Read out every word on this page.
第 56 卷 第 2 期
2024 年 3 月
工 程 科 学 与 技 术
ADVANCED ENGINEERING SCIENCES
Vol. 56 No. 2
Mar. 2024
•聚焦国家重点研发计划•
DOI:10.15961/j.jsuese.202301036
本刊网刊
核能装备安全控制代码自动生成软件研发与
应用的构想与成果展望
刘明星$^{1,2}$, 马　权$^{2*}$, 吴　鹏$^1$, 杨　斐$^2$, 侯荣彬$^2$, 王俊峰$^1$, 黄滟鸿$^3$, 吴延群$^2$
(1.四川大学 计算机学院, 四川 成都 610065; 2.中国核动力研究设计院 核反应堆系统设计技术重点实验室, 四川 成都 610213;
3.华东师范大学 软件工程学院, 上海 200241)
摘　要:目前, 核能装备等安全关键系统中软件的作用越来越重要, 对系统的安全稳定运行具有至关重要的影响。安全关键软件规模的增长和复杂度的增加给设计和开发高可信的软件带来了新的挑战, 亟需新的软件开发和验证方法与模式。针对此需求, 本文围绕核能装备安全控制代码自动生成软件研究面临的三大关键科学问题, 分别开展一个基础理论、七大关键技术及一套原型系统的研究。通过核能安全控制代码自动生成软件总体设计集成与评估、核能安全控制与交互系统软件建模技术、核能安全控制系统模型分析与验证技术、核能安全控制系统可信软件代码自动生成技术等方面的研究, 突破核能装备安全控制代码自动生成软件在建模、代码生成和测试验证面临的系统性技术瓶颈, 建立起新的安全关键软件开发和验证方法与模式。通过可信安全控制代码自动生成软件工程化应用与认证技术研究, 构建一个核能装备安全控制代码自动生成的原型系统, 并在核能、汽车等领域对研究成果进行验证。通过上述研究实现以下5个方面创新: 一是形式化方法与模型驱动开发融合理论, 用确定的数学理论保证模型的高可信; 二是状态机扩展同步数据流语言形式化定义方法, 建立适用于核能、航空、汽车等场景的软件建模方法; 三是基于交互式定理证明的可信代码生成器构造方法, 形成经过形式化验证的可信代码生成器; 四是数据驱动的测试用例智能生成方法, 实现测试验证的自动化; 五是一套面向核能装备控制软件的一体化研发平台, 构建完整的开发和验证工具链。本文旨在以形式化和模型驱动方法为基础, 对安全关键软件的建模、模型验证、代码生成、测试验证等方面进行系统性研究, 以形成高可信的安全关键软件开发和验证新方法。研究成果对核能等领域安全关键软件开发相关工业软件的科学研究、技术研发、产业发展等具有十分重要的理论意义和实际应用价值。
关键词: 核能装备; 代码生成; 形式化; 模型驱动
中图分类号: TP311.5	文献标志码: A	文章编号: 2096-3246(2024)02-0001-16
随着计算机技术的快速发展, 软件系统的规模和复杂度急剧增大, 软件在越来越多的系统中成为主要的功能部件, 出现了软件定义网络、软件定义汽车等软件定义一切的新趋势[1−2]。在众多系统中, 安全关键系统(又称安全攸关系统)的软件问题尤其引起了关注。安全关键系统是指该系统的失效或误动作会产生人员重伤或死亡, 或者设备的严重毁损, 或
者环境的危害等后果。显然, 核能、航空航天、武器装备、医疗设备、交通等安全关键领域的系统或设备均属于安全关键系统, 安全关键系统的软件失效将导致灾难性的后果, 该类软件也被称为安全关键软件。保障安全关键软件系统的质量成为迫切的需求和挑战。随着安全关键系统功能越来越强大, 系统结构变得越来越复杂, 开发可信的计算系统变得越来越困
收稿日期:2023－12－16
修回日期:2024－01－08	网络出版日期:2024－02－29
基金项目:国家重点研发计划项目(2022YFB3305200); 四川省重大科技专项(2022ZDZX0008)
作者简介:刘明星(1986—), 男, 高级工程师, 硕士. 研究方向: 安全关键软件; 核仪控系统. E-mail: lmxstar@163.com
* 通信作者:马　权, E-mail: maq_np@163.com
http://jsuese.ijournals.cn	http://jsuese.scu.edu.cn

**Goal of the exercise:**
Copy all the entries verbatim.

**Full solution:**
Read out every word on this page.
第 56 卷 第 2 期
2024 年 3 月
工 程 科 学 与 技 术
ADVANCED ENGINEERING SCIENCES
Vol. 56 No. 2
Mar. 2024
•聚焦国家重点研发计划•
DOI:10.15961/j.jsuese.202301036
本刊网刊
核能装备安全控制代码自动生成软件研发与
应用的构想与成果展望
刘明星$^{1,2}$, 马　权$^{2*}$, 吴　鹏$^1$, 杨　斐$^2$, 侯荣彬$^2$, 王俊峰$^1$, 黄滟鸿$^3$, 吴延群$^2$
(1.四川大学 计算机学院, 四川 成都 610065; 2.中国核动力研究设计院 核反应堆系统设计技术重点实验室, 四川 成都 610213;
3.华东师范大学 软件工程学院, 上海 200241)
摘　要:目前, 核能装备等安全关键系统中软件的作用越来越重要, 对系统的安全稳定运行具有至关重要的影响。安全关键软件规模的增长和复杂度的增加给设计和开发高可信的软件带来了新的挑战, 亟需新的软件开发和验证方法与模式。针对此需求, 本文围绕核能装备安全控制代码自动生成软件研究面临的三大关键科学问题, 分别开展一个基础理论、七大关键技术及一套原型系统的研究。通过核能安全控制代码自动生成软件总体设计集成与评估、核能安全控制与交互系统软件建模技术、核能安全控制系统模型分析与验证技术、核能安全控制系统可信软件代码自动生成技术等方面的研究, 突破核能装备安全控制代码自动生成软件在建模、代码生成和测试验证面临的系统性技术瓶颈, 建立起新的安全关键软件开发和验证方法与模式。通过可信安全控制代码自动生成软件工程化应用与认证技术研究, 构建一个核能装备安全控制代码自动生成的原型系统, 并在核能、汽车等领域对研究成果进行验证。通过上述研究实现以下5个方面创新: 一是形式化方法与模型驱动开发融合理论, 用确定的数学理论保证模型的高可信; 二是状态机扩展同步数据流语言形式化定义方法, 建立适用于核能、航空、汽车等场景的软件建模方法; 三是基于交互式定理证明的可信代码生成器构造方法, 形成经过形式化验证的可信代码生成器; 四是数据驱动的测试用例智能生成方法, 实现测试验证的自动化; 五是一套面向核能装备控制软件的一体化研发平台, 构建完整的开发和验证工具链。本文旨在以形式化和模型驱动方法为基础, 对安全关键软件的建模、模型验证、代码生成、测试验证等方面进行系统性研究, 以形成高可信的安全关键软件开发和验证新方法。研究成果对核能等领域安全关键软件开发相关工业软件的科学研究、技术研发、产业发展等具有十分重要的理论意义和实际应用价值。
关键词: 核能装备; 代码生成; 形式化; 模型驱动
中图分类号: TP311.5	文献标志码: A	文章编号: 2096-3246(2024)02-0001-16
随着计算机技术的快速发展, 软件系统的规模和复杂度急剧增大, 软件在越来越多的系统中成为主要的功能部件, 出现了软件定义网络、软件定义汽车等软件定义一切的新趋势[1−2]。在众多系统中, 安全关键系统(又称安全攸关系统)的软件问题尤其引起了关注。安全关键系统是指该系统的失效或误动作会产生人员重伤或死亡, 或者设备的严重毁损, 或
者环境的危害等后果。显然, 核能、航空航天、武器装备、医疗设备、交通等安全关键领域的系统或设备均属于安全关键系统, 安全关键系统的软件失效将导致灾难性的后果, 该类软件也被称为安全关键软件。保障安全关键软件系统的质量成为迫切的需求和挑战。随着安全关键系统功能越来越强大, 系统结构变得越来越复杂, 开发可信的计算系统变得越来越困
收稿日期:2023－12－16
修回日期:2024－01－08	网络出版日期:2024－02－29
基金项目:国家重点研发计划项目(2022YFB3305200); 四川省重大科技专项(2022ZDZX0008)
作者简介:刘明星(1986—), 男, 高级工程师, 硕士. 研究方向: 安全关键软件; 核仪控系统. E-mail: lmxstar@163.com
* 通信作者:马　权, E-mail: maq_np@163.com
http://jsuese.ijournals.cn	http://jsuese.scu.edu.cn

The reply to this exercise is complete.